# Start of Information supplied

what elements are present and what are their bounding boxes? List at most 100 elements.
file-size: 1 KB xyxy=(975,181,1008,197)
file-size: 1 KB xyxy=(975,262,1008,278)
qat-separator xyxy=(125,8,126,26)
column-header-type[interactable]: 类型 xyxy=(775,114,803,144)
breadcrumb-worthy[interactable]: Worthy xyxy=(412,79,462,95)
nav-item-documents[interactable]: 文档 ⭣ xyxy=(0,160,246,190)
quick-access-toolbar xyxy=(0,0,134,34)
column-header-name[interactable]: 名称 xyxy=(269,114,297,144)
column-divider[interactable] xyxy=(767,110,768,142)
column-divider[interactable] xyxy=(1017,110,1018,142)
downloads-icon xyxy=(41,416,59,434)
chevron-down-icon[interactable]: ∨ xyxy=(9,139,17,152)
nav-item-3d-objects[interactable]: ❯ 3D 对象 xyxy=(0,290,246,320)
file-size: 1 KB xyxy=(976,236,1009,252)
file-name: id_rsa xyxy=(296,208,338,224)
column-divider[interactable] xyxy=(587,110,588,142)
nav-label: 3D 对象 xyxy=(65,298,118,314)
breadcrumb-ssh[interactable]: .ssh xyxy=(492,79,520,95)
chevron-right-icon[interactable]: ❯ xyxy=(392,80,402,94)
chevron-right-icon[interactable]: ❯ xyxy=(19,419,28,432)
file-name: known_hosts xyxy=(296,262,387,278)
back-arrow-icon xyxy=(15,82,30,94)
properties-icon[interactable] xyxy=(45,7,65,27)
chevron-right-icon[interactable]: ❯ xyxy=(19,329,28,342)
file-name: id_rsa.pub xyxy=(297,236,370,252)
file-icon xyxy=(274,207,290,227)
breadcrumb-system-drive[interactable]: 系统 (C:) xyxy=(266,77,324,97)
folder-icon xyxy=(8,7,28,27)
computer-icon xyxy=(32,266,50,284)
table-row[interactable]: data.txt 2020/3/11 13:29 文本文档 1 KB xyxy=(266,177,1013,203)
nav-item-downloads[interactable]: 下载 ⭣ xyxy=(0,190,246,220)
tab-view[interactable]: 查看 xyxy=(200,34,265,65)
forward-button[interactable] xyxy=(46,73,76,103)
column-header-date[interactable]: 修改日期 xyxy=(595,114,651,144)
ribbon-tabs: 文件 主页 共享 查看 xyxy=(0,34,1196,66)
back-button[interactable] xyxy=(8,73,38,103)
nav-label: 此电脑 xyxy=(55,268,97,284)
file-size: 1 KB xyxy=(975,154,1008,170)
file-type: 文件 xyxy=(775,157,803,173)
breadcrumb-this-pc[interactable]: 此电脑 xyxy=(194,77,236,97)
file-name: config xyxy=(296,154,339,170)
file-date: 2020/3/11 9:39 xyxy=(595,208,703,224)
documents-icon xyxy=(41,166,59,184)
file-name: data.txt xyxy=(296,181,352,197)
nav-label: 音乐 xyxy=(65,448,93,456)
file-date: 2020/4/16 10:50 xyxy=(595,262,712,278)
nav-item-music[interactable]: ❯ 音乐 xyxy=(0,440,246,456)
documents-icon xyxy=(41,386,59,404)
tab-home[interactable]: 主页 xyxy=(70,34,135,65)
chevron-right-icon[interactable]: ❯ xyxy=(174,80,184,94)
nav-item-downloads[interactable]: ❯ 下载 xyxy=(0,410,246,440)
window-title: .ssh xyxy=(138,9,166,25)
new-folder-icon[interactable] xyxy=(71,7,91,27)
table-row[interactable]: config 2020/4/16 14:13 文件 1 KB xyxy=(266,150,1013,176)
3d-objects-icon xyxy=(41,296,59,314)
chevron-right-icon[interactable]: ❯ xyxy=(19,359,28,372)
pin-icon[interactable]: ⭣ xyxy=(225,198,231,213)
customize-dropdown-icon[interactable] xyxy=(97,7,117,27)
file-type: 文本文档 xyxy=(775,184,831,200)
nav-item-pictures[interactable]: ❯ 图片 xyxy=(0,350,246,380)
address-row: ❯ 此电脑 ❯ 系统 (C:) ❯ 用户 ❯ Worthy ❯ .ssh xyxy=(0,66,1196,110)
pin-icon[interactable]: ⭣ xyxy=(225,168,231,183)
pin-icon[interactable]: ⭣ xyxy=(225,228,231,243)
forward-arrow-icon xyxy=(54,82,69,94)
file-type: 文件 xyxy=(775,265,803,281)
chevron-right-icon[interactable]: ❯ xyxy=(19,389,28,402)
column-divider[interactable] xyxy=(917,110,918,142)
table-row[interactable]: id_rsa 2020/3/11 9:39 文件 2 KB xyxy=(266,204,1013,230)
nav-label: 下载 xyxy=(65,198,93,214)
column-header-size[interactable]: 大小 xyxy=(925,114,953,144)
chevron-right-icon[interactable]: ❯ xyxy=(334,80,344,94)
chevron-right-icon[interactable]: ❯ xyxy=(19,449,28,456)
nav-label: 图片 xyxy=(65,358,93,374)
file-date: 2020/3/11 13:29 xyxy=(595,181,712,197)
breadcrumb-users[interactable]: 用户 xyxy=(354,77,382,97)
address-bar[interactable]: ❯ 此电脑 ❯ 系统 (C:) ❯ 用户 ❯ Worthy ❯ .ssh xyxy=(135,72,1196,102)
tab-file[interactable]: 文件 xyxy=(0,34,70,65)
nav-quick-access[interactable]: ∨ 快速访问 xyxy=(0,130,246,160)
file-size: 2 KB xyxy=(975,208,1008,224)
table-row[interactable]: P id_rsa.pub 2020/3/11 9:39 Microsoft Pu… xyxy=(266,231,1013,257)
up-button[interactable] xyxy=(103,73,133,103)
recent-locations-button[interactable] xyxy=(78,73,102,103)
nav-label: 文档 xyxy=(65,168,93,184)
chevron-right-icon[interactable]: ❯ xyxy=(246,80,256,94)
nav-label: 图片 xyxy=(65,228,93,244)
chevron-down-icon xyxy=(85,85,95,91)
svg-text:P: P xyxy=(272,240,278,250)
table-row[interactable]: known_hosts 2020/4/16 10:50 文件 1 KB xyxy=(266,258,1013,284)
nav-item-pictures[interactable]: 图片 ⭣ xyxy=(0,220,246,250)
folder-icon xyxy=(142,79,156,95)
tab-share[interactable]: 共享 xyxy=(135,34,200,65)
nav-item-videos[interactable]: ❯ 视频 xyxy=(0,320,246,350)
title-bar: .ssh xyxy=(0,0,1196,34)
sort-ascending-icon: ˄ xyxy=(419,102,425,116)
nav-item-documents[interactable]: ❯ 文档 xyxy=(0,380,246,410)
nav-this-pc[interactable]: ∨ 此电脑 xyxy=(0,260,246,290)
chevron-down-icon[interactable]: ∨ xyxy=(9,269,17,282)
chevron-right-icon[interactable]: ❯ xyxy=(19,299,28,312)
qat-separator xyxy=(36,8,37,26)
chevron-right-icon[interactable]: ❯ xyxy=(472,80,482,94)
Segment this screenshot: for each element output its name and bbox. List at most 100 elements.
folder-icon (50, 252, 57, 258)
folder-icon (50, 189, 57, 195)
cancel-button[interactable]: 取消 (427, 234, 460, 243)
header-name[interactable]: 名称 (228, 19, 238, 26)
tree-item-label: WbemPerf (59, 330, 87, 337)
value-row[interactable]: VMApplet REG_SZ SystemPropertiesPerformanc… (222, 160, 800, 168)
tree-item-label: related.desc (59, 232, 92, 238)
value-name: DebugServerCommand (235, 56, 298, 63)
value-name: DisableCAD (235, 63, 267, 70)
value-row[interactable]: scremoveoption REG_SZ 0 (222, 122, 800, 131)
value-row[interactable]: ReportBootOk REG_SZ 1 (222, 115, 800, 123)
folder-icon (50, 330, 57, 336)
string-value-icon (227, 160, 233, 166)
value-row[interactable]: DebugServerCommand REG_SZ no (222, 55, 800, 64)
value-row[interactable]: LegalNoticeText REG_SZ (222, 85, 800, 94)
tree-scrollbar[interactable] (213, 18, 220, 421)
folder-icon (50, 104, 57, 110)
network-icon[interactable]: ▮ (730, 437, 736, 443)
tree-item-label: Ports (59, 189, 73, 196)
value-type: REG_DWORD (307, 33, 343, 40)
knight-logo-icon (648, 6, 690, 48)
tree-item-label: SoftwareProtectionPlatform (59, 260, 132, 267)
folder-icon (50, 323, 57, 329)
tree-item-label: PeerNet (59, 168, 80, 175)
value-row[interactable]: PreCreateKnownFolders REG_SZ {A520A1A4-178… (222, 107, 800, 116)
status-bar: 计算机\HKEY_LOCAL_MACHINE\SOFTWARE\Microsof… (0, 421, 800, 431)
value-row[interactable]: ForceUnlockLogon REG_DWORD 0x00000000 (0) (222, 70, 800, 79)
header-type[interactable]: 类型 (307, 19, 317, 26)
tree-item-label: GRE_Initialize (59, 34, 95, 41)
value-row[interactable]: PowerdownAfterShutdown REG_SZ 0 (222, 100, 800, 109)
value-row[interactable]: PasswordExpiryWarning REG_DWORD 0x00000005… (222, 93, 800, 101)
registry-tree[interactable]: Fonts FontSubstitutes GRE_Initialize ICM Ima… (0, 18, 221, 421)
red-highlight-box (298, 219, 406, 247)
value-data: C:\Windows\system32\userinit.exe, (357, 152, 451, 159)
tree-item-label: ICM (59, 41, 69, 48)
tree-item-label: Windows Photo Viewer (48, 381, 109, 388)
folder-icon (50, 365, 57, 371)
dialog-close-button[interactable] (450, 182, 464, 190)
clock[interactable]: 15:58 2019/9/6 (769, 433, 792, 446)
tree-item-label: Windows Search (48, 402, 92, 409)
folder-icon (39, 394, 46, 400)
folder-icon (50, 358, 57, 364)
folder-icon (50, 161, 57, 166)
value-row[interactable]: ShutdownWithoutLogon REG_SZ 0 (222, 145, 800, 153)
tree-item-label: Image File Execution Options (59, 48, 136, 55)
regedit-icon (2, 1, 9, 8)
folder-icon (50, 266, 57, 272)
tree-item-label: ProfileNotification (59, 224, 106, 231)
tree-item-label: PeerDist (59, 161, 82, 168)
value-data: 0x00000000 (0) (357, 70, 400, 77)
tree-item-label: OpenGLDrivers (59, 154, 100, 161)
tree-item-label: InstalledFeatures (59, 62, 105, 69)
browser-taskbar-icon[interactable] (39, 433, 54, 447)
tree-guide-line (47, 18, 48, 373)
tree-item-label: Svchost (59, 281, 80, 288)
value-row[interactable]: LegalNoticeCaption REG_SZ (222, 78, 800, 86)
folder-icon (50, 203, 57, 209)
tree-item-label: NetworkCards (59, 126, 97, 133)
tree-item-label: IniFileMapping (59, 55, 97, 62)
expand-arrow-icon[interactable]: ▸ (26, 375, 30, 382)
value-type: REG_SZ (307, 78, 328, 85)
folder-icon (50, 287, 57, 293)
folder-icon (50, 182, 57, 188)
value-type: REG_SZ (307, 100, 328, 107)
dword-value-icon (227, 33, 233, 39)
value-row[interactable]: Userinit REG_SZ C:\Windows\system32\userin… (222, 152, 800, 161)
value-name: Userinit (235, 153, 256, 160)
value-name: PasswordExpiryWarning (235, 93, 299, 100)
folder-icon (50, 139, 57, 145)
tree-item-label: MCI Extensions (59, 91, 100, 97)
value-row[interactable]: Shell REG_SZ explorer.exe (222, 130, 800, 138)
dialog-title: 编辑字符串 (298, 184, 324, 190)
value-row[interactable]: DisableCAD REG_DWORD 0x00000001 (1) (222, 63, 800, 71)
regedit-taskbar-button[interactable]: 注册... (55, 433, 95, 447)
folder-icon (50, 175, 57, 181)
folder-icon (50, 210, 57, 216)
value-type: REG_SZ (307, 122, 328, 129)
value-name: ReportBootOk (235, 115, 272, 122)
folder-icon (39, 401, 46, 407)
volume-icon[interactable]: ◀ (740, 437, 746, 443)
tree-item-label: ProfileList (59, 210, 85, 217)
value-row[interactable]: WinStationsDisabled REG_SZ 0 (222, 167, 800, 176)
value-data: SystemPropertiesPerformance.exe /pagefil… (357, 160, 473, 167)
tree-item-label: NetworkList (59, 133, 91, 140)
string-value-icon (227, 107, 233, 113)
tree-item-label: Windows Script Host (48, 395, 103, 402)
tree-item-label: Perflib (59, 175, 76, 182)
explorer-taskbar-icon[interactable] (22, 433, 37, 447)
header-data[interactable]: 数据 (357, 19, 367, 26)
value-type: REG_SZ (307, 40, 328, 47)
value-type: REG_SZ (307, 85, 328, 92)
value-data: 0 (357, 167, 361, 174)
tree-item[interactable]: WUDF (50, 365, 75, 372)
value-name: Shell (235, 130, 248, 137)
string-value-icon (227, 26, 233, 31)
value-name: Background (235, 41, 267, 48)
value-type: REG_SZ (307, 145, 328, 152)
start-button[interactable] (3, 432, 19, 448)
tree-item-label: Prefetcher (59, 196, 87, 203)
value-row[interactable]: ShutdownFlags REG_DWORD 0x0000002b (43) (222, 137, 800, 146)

# End of Information supplied

Exercise objective » Copy out word for word the lines from the very start of the items through the line that has "breadcrumb-worthy[interactable]: Worthy xyxy=(412,79,462,95)", including that line.

Finished task »
what elements are present and what are their bounding boxes? List at most 100 elements.
file-size: 1 KB xyxy=(975,181,1008,197)
file-size: 1 KB xyxy=(975,262,1008,278)
qat-separator xyxy=(125,8,126,26)
column-header-type[interactable]: 类型 xyxy=(775,114,803,144)
breadcrumb-worthy[interactable]: Worthy xyxy=(412,79,462,95)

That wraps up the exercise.